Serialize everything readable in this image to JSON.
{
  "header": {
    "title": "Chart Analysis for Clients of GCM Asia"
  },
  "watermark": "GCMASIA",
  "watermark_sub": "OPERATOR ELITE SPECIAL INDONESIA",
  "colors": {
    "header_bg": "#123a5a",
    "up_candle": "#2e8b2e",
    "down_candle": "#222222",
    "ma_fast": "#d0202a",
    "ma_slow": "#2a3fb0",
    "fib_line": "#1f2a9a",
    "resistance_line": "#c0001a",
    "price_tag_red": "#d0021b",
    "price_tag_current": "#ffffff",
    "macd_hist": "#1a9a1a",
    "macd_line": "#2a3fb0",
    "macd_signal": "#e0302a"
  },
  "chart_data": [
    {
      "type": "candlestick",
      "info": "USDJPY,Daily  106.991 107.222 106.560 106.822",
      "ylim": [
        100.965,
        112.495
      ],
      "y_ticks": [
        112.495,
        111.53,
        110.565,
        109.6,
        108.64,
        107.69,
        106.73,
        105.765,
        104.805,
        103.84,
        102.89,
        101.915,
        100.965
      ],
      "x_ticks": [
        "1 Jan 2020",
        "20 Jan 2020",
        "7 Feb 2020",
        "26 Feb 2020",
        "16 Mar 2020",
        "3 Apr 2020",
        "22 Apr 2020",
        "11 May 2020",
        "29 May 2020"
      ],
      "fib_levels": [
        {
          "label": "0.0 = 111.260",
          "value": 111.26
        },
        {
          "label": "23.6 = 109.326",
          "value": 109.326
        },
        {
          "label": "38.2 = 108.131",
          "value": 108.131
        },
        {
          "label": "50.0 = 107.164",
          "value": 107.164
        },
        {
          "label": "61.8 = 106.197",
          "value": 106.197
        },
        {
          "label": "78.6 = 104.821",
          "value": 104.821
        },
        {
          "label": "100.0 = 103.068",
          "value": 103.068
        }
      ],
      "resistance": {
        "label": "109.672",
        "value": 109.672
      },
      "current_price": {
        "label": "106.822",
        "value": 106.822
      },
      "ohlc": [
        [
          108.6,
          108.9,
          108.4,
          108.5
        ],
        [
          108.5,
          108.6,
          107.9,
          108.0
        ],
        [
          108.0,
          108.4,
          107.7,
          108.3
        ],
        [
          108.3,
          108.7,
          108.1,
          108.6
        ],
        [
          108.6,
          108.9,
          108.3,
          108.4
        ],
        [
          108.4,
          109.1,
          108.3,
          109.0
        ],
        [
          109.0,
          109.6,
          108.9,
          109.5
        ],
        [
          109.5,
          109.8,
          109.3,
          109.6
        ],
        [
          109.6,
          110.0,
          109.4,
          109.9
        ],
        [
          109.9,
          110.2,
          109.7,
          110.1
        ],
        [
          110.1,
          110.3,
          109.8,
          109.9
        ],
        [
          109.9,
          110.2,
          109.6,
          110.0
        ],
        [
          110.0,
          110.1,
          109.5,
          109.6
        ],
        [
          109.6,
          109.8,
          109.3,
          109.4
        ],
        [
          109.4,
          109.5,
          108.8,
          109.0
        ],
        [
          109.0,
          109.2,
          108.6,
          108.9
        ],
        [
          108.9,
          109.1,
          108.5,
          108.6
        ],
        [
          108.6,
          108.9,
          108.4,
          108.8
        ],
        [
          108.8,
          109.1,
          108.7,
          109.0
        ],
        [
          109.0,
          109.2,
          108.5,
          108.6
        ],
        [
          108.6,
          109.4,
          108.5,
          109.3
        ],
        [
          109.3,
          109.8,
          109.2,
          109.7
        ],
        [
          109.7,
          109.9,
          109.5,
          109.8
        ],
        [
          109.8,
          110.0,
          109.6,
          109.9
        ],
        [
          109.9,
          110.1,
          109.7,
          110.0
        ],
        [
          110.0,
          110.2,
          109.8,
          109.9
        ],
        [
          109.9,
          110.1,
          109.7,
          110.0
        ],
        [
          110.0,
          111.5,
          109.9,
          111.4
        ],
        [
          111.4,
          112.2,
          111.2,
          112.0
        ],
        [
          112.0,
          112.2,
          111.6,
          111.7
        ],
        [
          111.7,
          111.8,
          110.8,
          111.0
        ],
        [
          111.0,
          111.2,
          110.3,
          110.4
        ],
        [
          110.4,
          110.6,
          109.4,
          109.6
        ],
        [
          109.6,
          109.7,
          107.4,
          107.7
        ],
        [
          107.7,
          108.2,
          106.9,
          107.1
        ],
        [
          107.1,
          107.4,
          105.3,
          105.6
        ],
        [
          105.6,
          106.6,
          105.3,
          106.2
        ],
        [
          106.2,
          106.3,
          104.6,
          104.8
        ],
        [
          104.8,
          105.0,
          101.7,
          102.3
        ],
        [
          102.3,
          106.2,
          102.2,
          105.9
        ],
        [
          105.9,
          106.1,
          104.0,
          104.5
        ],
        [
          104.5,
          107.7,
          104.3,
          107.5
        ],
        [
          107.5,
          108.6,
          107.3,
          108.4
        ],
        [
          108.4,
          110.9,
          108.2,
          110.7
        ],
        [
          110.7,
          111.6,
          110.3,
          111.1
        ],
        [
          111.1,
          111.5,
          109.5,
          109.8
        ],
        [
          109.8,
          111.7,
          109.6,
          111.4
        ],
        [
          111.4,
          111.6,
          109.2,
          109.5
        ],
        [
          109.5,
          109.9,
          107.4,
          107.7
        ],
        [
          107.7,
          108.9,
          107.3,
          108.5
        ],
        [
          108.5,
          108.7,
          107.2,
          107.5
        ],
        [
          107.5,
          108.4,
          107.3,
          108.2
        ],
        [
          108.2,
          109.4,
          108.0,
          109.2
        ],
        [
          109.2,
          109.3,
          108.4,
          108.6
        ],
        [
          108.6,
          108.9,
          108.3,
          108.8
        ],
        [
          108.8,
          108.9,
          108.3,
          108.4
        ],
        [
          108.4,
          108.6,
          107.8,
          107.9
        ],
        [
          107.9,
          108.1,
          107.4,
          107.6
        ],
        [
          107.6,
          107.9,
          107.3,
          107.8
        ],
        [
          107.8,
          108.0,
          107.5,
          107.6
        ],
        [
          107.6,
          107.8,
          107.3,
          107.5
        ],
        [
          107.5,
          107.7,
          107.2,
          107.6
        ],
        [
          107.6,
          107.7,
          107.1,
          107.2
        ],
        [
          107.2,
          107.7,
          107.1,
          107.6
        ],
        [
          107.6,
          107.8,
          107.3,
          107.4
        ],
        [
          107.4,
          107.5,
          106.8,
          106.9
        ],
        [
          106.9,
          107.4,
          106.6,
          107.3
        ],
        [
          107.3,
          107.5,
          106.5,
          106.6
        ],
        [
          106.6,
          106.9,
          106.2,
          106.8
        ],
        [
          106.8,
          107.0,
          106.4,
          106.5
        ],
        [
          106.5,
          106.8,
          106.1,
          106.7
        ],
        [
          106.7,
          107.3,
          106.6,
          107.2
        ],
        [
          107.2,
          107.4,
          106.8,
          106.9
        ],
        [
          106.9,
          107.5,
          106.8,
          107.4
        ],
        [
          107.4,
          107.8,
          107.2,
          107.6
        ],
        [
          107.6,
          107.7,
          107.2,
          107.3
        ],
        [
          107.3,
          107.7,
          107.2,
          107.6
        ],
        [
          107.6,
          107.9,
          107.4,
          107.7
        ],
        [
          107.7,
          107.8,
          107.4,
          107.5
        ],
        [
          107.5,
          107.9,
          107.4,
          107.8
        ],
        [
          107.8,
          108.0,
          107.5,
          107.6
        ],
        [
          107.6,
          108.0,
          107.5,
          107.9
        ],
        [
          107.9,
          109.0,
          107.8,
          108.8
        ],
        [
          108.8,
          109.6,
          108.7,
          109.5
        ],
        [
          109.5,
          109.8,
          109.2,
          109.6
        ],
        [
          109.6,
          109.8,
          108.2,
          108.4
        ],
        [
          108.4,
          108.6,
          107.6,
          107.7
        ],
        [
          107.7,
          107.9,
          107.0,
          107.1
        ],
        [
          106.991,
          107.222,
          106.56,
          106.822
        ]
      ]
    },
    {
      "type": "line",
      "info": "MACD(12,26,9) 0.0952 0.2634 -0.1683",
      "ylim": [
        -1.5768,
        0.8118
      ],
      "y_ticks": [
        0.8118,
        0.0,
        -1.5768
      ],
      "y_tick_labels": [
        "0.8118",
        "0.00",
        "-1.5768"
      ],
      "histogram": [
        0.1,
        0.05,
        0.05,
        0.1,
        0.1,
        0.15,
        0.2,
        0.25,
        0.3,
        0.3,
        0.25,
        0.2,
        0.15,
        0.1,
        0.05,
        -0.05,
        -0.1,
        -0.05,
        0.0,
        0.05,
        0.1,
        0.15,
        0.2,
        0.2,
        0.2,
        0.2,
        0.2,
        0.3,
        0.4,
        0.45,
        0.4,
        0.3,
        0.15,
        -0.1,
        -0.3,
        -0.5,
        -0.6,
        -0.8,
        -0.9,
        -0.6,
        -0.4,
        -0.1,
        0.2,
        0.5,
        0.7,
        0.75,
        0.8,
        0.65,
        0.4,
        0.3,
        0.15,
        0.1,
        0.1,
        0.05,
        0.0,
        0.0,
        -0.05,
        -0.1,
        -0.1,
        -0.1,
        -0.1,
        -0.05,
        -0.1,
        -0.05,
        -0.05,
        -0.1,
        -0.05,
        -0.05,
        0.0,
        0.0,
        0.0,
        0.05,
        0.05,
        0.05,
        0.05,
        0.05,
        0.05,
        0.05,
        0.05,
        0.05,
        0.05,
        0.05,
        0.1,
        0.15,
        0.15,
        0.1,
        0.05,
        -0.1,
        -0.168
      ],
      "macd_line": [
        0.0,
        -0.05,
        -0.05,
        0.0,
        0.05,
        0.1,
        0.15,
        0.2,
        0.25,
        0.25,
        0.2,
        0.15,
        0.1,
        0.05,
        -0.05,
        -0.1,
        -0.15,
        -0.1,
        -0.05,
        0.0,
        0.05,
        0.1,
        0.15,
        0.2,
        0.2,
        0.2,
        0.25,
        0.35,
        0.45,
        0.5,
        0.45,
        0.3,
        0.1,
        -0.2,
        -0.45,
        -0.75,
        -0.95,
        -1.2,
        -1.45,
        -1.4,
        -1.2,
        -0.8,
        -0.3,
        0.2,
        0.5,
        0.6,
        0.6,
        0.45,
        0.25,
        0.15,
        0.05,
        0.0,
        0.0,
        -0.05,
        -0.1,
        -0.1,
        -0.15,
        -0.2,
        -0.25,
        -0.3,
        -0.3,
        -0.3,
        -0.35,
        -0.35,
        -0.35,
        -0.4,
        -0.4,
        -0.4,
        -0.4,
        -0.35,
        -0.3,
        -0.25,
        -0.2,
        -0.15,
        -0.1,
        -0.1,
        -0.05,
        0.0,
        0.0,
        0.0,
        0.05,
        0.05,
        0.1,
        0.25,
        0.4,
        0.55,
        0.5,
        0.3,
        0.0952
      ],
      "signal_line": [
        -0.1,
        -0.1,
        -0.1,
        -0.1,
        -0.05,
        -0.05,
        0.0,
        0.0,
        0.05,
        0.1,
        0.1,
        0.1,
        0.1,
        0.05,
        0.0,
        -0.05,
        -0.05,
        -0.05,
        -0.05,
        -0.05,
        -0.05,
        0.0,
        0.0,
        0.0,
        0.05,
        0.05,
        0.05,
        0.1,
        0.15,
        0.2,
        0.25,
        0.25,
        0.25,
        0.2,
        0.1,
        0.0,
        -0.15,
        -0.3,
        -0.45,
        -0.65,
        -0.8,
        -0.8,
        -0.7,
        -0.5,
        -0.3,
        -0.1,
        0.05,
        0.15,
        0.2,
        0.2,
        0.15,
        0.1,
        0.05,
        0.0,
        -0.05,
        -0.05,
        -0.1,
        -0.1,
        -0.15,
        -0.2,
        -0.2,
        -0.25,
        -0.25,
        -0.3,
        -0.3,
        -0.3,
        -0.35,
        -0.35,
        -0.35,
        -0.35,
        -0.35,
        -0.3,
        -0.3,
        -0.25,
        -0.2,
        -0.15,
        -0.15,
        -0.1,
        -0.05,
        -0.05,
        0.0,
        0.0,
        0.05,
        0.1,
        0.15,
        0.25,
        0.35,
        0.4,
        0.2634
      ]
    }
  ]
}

What is needed: Every line holding "value" should be copied out.

Finished exercise:
          "value": 111.26
          "value": 109.326
          "value": 108.131
          "value": 107.164
          "value": 106.197
          "value": 104.821
          "value": 103.068
        "value": 109.672
        "value": 106.822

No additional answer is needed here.